Exercise requirements:
Identify every line in the records below that contains the word "Maurer", and copy each of those lines.

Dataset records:
((
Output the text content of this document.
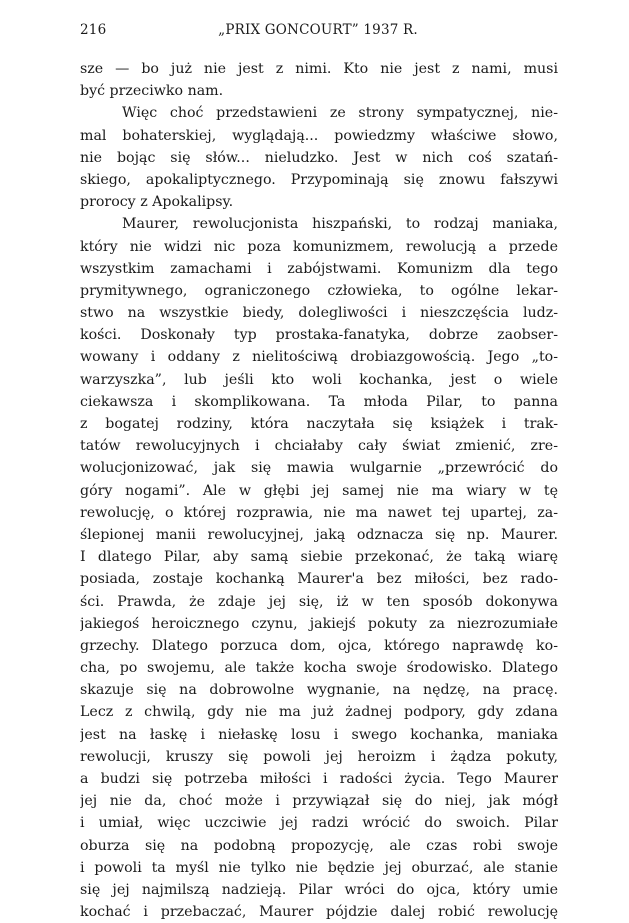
216	„PRIX GONCOURT” 1937 R.
sze — bo już nie jest z nimi. Kto nie jest z nami, musi
być przeciwko nam.
Więc choć przedstawieni ze strony sympatycznej, nie-
mal bohaterskiej, wyglądają... powiedzmy właściwe słowo,
nie bojąc się słów... nieludzko. Jest w nich coś szatań-
skiego, apokaliptycznego. Przypominają się znowu fałszywi
prorocy z Apokalipsy.
Maurer, rewolucjonista hiszpański, to rodzaj maniaka,
który nie widzi nic poza komunizmem, rewolucją a przede
wszystkim zamachami i zabójstwami. Komunizm dla tego
prymitywnego, ograniczonego człowieka, to ogólne lekar-
stwo na wszystkie biedy, dolegliwości i nieszczęścia ludz-
kości. Doskonały typ prostaka-fanatyka, dobrze zaobser-
wowany i oddany z nielitościwą drobiazgowością. Jego „to-
warzyszka”, lub jeśli kto woli kochanka, jest o wiele
ciekawsza i skomplikowana. Ta młoda Pilar, to panna
z bogatej rodziny, która naczytała się książek i trak-
tatów rewolucyjnych i chciałaby cały świat zmienić, zre-
wolucjonizować, jak się mawia wulgarnie „przewrócić do
góry nogami”. Ale w głębi jej samej nie ma wiary w tę
rewolucję, o której rozprawia, nie ma nawet tej upartej, za-
ślepionej manii rewolucyjnej, jaką odznacza się np. Maurer.
I dlatego Pilar, aby samą siebie przekonać, że taką wiarę
posiada, zostaje kochanką Maurer'a bez miłości, bez rado-
ści. Prawda, że zdaje jej się, iż w ten sposób dokonywa
jakiegoś heroicznego czynu, jakiejś pokuty za niezrozumiałe
grzechy. Dlatego porzuca dom, ojca, którego naprawdę ko-
cha, po swojemu, ale także kocha swoje środowisko. Dlatego
skazuje się na dobrowolne wygnanie, na nędzę, na pracę.
Lecz z chwilą, gdy nie ma już żadnej podpory, gdy zdana
jest na łaskę i niełaskę losu i swego kochanka, maniaka
rewolucji, kruszy się powoli jej heroizm i żądza pokuty,
a budzi się potrzeba miłości i radości życia. Tego Maurer
jej nie da, choć może i przywiązał się do niej, jak mógł
i umiał, więc uczciwie jej radzi wrócić do swoich. Pilar
oburza się na podobną propozycję, ale czas robi swoje
i powoli ta myśl nie tylko nie będzie jej oburzać, ale stanie
się jej najmilszą nadzieją. Pilar wróci do ojca, który umie
kochać i przebaczać, Maurer pójdzie dalej robić rewolucję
))
Exercise output:
Maurer, rewolucjonista hiszpański, to rodzaj maniaka,
ślepionej manii rewolucyjnej, jaką odznacza się np. Maurer.
posiada, zostaje kochanką Maurer'a bez miłości, bez rado-
a budzi się potrzeba miłości i radości życia. Tego Maurer
kochać i przebaczać, Maurer pójdzie dalej robić rewolucję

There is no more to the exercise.